Records that describe figures
## start

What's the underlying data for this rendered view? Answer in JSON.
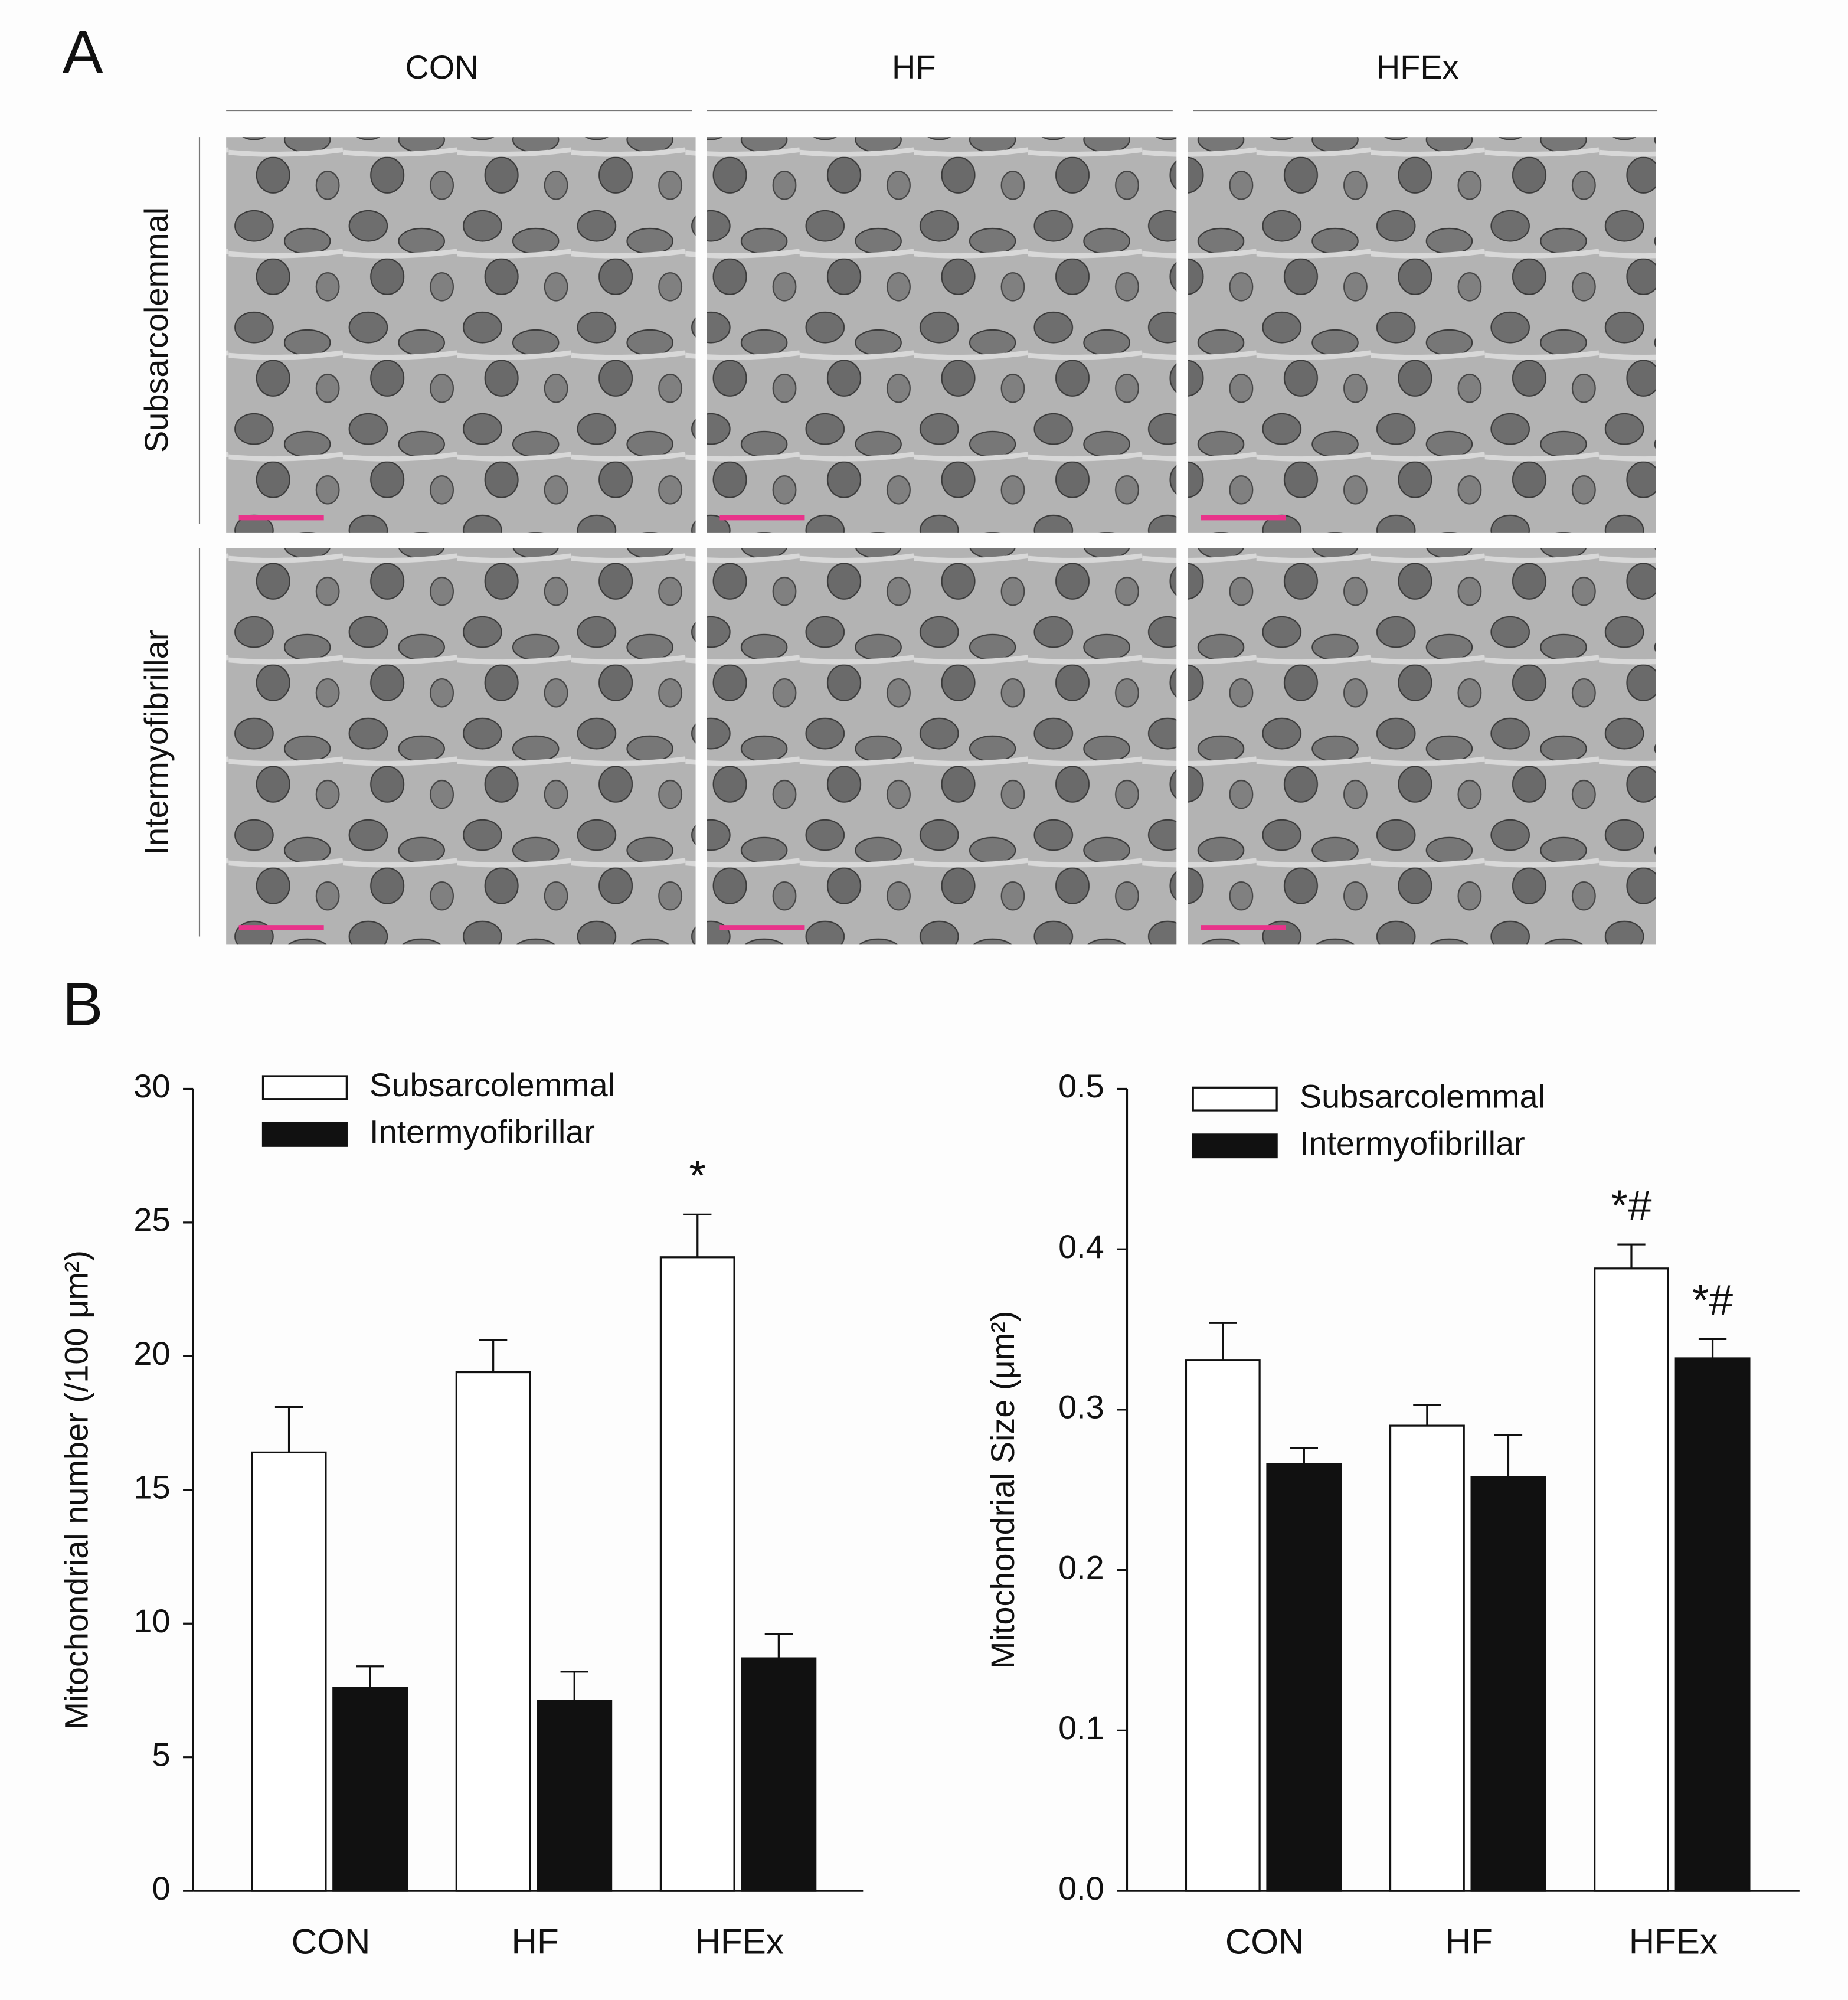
{
  "panel_a": {
    "label": "A",
    "columns": [
      "CON",
      "HF",
      "HFEx"
    ],
    "rows": [
      "Subsarcolemmal",
      "Intermyofibrillar"
    ]
  },
  "panel_b": {
    "label": "B"
  },
  "chart_data": [
    {
      "type": "bar",
      "ylabel": "Mitochondrial number (/100 μm²)",
      "categories": [
        "CON",
        "HF",
        "HFEx"
      ],
      "ylim": [
        0,
        30
      ],
      "yticks": [
        0,
        5,
        10,
        15,
        20,
        25,
        30
      ],
      "series": [
        {
          "name": "Subsarcolemmal",
          "color": "#ffffff",
          "values": [
            16.4,
            19.4,
            23.7
          ],
          "errors": [
            1.7,
            1.2,
            1.6
          ],
          "significance": [
            null,
            null,
            "*"
          ]
        },
        {
          "name": "Intermyofibrillar",
          "color": "#111111",
          "values": [
            7.6,
            7.1,
            8.7
          ],
          "errors": [
            0.8,
            1.1,
            0.9
          ],
          "significance": [
            null,
            null,
            null
          ]
        }
      ]
    },
    {
      "type": "bar",
      "ylabel": "Mitochondrial Size  (μm²)",
      "categories": [
        "CON",
        "HF",
        "HFEx"
      ],
      "ylim": [
        0,
        0.5
      ],
      "yticks": [
        {
          "value": 0,
          "label": "0.0"
        },
        0.1,
        0.2,
        0.3,
        0.4,
        0.5
      ],
      "series": [
        {
          "name": "Subsarcolemmal",
          "color": "#ffffff",
          "values": [
            0.331,
            0.29,
            0.388
          ],
          "errors": [
            0.023,
            0.013,
            0.015
          ],
          "significance": [
            null,
            null,
            "*#"
          ]
        },
        {
          "name": "Intermyofibrillar",
          "color": "#111111",
          "values": [
            0.266,
            0.258,
            0.332
          ],
          "errors": [
            0.01,
            0.026,
            0.012
          ],
          "significance": [
            null,
            null,
            "*#"
          ]
        }
      ]
    }
  ]
}
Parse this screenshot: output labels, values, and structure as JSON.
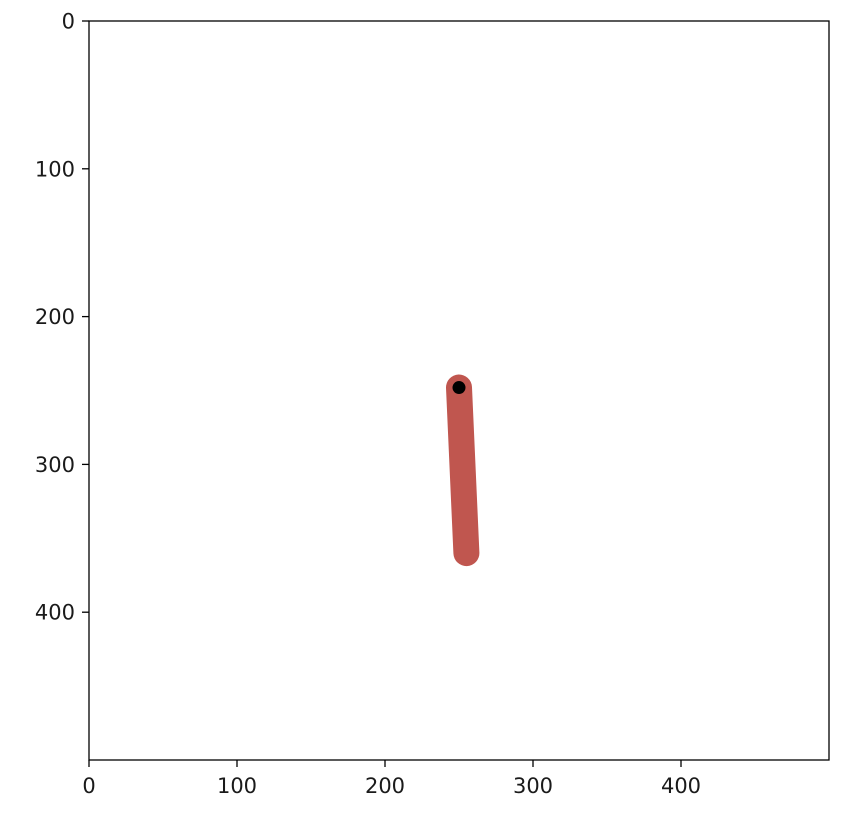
{
  "chart_data": {
    "type": "line",
    "title": "",
    "xlabel": "",
    "ylabel": "",
    "xlim": [
      0,
      500
    ],
    "ylim": [
      500,
      0
    ],
    "y_inverted": true,
    "grid": false,
    "xticks": [
      0,
      100,
      200,
      300,
      400
    ],
    "yticks": [
      0,
      100,
      200,
      300,
      400
    ],
    "series": [
      {
        "type": "line",
        "color": "#c0564f",
        "x": [
          250,
          255
        ],
        "y": [
          248,
          360
        ],
        "cap": "round"
      },
      {
        "type": "scatter",
        "color": "#000000",
        "x": [
          250
        ],
        "y": [
          248
        ]
      }
    ]
  }
}
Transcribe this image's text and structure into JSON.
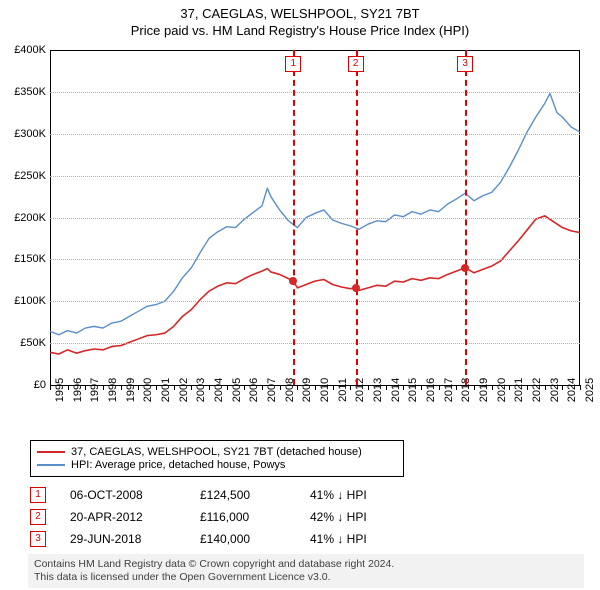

## end

WHAT IS BEING ASKED
Locate the word "ylabel" in the data above. Copy every line carrying it.

TASK SOLUTION
      "ylabel": "Mitochondrial number (/100 μm²)",
      "ylabel": "Mitochondrial Size  (μm²)",
    "ylabel": "",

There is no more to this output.